> **INSTRUCTION**
Each line containing the word "sivutuotteiden" should be found and copied.
===== ENTRIES PROVIDED
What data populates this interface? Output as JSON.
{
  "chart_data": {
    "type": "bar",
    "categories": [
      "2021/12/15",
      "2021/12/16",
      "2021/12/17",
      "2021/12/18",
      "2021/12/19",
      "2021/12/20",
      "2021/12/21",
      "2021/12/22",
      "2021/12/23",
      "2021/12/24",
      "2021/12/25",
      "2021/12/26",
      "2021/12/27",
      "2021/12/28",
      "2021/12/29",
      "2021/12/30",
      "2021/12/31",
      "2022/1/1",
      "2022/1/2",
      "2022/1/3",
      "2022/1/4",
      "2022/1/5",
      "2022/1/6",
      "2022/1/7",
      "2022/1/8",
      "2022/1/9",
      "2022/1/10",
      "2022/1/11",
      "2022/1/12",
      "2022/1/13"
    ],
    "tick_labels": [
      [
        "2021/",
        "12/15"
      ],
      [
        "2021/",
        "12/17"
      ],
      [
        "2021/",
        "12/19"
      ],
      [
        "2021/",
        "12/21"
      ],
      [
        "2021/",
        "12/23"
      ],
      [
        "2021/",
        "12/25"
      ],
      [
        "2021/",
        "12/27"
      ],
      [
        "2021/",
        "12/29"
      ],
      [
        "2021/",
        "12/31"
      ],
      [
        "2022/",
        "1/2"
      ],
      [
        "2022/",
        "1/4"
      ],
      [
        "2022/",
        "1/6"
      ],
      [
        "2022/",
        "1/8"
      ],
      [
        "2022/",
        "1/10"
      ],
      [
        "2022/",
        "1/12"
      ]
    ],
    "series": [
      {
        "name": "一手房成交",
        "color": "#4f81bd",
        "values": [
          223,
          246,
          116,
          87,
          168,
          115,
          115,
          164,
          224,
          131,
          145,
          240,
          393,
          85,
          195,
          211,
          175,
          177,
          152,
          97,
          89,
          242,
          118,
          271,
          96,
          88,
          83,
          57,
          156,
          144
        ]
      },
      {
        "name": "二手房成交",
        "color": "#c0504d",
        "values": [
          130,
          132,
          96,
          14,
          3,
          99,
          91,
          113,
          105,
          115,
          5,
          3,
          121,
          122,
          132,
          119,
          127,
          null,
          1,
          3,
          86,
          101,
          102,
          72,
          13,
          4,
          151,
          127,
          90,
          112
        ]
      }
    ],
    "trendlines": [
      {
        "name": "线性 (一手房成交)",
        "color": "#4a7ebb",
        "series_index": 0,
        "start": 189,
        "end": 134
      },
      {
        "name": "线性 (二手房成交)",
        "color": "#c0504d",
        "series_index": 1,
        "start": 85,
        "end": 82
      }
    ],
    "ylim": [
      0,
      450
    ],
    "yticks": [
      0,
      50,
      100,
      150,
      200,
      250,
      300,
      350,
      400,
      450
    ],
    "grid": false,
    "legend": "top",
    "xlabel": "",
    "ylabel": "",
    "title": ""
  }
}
==========
===== ENTRIES PROVIDED
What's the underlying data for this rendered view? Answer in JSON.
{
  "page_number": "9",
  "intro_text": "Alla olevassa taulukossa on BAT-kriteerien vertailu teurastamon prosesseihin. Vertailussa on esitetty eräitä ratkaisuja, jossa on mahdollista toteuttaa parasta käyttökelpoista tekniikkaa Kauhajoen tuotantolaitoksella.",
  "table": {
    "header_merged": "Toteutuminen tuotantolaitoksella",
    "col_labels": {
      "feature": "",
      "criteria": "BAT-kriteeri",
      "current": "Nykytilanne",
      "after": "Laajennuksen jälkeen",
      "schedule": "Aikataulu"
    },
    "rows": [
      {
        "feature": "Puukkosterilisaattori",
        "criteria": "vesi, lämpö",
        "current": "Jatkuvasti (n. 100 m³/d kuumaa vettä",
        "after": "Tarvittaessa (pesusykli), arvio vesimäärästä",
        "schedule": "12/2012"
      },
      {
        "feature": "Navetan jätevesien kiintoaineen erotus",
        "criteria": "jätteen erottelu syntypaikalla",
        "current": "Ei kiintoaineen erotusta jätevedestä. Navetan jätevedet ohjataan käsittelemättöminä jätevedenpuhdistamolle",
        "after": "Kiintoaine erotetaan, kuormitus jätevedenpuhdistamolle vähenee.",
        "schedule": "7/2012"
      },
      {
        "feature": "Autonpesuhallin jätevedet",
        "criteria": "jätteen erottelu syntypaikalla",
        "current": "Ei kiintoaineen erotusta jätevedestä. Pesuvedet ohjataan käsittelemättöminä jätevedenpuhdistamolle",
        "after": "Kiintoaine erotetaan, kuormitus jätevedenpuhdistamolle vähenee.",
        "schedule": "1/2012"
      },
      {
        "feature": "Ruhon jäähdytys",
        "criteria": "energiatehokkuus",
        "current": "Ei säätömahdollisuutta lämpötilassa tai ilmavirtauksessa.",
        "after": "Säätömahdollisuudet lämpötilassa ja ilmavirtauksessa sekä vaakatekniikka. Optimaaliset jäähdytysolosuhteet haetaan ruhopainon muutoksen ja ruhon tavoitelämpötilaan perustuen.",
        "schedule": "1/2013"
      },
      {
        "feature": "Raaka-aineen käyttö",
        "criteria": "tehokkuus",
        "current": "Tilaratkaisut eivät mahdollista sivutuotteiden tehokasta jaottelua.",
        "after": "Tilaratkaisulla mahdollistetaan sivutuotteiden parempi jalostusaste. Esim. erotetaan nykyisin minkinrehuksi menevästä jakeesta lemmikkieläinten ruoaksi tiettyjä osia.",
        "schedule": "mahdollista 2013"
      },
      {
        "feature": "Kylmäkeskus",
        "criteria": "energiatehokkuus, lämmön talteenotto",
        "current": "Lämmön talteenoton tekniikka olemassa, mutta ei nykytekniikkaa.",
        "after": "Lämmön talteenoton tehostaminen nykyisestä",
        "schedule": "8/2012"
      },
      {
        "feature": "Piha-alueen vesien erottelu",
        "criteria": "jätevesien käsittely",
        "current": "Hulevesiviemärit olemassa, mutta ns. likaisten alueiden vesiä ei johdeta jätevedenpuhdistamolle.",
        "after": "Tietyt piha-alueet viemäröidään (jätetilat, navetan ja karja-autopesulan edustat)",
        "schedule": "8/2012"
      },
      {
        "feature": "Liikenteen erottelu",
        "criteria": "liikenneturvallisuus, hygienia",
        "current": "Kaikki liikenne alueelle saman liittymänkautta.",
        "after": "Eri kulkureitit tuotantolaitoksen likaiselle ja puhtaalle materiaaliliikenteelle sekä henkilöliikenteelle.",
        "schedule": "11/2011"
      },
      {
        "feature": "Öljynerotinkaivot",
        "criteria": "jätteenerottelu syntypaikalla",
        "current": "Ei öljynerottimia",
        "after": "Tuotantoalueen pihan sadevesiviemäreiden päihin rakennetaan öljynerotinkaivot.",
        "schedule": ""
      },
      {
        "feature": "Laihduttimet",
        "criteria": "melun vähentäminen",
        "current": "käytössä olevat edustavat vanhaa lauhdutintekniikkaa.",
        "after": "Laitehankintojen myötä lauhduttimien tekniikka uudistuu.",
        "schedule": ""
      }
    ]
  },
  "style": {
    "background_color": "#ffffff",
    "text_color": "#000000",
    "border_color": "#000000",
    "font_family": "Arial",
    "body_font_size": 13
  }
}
==========
===== ENTRIES PROVIDED
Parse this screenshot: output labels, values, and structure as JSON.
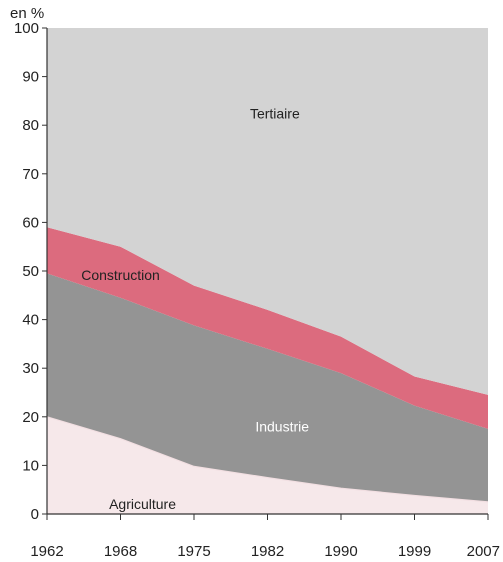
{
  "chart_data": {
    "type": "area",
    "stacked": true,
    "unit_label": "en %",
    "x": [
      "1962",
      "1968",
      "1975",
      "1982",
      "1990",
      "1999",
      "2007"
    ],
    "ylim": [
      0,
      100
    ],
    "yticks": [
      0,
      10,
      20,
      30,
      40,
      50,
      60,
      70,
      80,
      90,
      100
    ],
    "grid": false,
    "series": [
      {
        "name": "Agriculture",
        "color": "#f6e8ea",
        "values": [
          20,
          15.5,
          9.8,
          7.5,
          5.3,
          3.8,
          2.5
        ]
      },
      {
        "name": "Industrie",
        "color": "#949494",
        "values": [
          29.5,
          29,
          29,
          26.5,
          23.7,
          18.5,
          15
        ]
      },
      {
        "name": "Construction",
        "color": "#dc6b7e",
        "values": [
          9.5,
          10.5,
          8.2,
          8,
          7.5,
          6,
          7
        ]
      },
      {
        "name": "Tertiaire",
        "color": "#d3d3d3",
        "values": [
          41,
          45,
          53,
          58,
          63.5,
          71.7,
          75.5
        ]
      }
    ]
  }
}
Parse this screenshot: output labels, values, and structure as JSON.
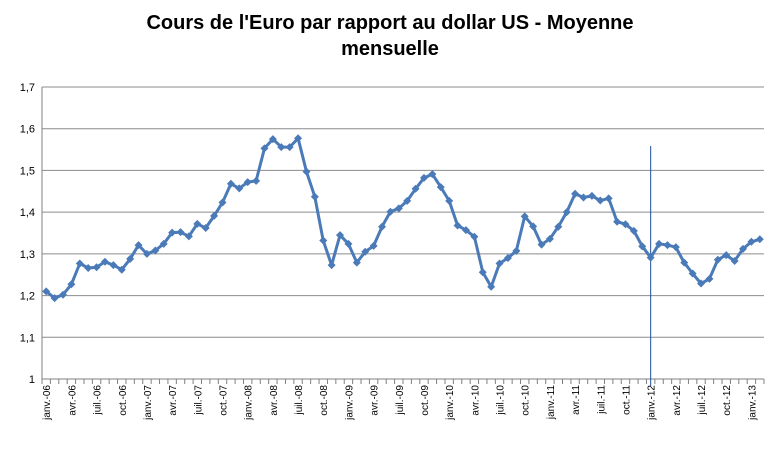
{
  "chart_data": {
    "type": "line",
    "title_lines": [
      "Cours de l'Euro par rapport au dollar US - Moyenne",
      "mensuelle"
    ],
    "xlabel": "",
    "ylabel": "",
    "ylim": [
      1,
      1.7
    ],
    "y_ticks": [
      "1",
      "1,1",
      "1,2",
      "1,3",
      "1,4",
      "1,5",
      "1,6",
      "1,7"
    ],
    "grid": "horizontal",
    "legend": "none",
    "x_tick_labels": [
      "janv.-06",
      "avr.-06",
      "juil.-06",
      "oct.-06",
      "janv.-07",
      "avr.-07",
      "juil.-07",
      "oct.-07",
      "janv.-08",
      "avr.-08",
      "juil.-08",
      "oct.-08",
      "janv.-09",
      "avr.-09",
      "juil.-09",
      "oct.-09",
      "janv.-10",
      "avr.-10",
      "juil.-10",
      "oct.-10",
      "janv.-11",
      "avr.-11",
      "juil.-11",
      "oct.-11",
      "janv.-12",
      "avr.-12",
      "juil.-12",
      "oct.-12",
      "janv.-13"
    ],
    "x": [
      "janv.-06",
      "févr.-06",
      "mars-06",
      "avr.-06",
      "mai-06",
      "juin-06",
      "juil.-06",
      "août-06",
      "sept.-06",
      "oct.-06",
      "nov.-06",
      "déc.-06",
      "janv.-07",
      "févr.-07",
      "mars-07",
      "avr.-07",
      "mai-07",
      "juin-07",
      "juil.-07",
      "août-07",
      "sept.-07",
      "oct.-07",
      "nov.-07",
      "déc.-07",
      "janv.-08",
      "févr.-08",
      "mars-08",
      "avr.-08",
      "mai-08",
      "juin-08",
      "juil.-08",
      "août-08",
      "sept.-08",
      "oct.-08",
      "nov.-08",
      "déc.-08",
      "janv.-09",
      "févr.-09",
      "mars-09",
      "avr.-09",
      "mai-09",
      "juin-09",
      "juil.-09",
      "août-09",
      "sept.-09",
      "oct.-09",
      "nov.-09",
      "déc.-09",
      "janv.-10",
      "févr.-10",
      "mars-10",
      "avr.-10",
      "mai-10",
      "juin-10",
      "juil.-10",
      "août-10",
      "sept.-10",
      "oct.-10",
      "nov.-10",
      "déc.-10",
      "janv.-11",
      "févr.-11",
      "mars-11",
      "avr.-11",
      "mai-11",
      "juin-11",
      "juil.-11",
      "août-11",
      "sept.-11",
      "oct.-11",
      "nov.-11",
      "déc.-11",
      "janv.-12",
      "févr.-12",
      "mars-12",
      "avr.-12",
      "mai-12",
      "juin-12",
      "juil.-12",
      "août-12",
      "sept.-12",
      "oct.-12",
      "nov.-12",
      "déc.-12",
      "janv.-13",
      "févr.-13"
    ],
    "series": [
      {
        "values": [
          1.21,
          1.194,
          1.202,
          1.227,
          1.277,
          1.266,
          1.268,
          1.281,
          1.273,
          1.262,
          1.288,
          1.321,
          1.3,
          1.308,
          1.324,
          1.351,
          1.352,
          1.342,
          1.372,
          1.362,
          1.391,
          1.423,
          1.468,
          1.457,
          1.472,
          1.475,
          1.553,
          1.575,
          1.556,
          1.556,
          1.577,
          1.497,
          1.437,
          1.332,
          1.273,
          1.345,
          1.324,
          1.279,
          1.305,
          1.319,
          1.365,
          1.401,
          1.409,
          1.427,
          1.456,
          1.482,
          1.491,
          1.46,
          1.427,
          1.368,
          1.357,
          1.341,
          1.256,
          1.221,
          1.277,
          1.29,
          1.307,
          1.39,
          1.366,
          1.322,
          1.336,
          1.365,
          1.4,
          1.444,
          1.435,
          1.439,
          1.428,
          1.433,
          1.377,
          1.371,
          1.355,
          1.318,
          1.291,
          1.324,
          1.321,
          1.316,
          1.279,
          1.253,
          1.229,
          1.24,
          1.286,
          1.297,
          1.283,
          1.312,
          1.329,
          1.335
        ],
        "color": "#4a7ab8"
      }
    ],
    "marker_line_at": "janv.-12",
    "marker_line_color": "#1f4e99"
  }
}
==========
> **RESULT OF THE EXERCISE**
        "current": "Tilaratkaisut eivät mahdollista sivutuotteiden tehokasta jaottelua.",
        "after": "Tilaratkaisulla mahdollistetaan sivutuotteiden parempi jalostusaste. Esim. erotetaan nykyisin minkinrehuksi menevästä jakeesta lemmikkieläinten ruoaksi tiettyjä osia.",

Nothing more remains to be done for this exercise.